### Stated problem
Print every entry word for word, but omit the pictures.

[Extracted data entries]
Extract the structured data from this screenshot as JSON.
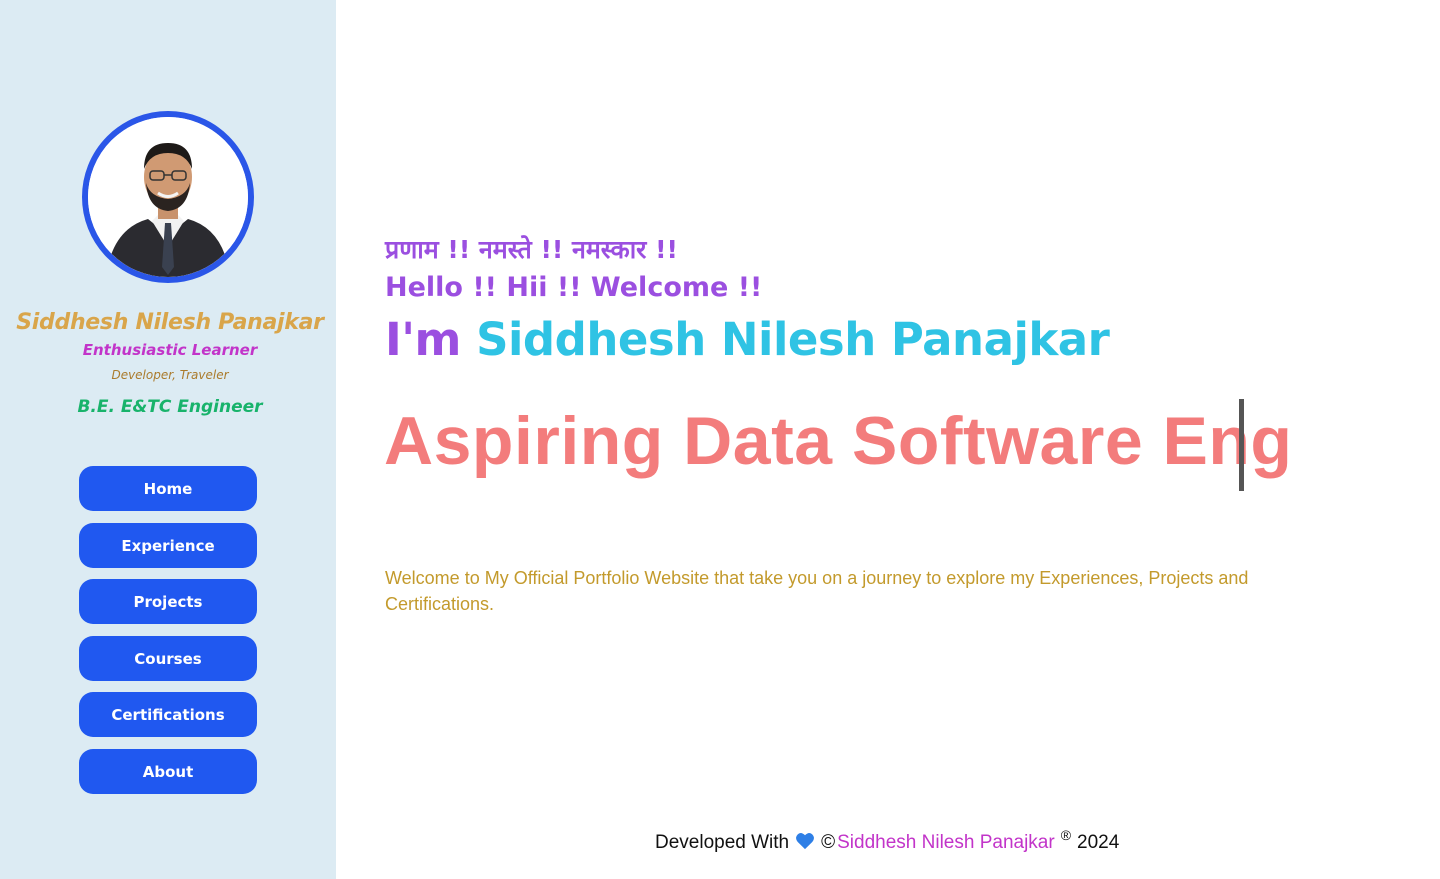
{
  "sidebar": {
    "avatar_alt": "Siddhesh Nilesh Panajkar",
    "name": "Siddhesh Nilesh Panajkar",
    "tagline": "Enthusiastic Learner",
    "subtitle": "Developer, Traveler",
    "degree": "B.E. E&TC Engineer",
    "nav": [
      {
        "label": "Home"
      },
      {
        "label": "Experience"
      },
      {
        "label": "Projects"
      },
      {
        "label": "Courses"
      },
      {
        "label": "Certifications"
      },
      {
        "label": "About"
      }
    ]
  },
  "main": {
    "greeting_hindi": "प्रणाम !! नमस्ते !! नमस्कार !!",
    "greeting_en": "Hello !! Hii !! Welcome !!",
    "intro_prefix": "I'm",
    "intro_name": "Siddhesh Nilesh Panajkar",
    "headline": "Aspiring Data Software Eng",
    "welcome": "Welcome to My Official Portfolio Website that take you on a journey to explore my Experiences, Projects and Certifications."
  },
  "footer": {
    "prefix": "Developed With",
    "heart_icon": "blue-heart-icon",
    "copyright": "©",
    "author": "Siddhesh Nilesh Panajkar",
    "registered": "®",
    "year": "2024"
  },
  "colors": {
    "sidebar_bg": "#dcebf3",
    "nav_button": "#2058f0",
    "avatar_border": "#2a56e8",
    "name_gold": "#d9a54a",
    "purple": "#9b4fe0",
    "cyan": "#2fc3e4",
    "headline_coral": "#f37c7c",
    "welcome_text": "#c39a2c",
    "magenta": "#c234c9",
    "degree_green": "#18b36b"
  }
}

### Correct response
Extract the structured data from this screenshot as JSON.
{
  "sidebar": {
    "avatar_alt": "Siddhesh Nilesh Panajkar",
    "name": "Siddhesh Nilesh Panajkar",
    "tagline": "Enthusiastic Learner",
    "subtitle": "Developer, Traveler",
    "degree": "B.E. E&TC Engineer",
    "nav": [
      {
        "label": "Home"
      },
      {
        "label": "Experience"
      },
      {
        "label": "Projects"
      },
      {
        "label": "Courses"
      },
      {
        "label": "Certifications"
      },
      {
        "label": "About"
      }
    ]
  },
  "main": {
    "greeting_hindi": "प्रणाम !! नमस्ते !! नमस्कार !!",
    "greeting_en": "Hello !! Hii !! Welcome !!",
    "intro_prefix": "I'm",
    "intro_name": "Siddhesh Nilesh Panajkar",
    "headline": "Aspiring Data Software Eng",
    "welcome": "Welcome to My Official Portfolio Website that take you on a journey to explore my Experiences, Projects and Certifications."
  },
  "footer": {
    "prefix": "Developed With",
    "heart_icon": "blue-heart-icon",
    "copyright": "©",
    "author": "Siddhesh Nilesh Panajkar",
    "registered": "®",
    "year": "2024"
  },
  "colors": {
    "sidebar_bg": "#dcebf3",
    "nav_button": "#2058f0",
    "avatar_border": "#2a56e8",
    "name_gold": "#d9a54a",
    "purple": "#9b4fe0",
    "cyan": "#2fc3e4",
    "headline_coral": "#f37c7c",
    "welcome_text": "#c39a2c",
    "magenta": "#c234c9",
    "degree_green": "#18b36b"
  }
}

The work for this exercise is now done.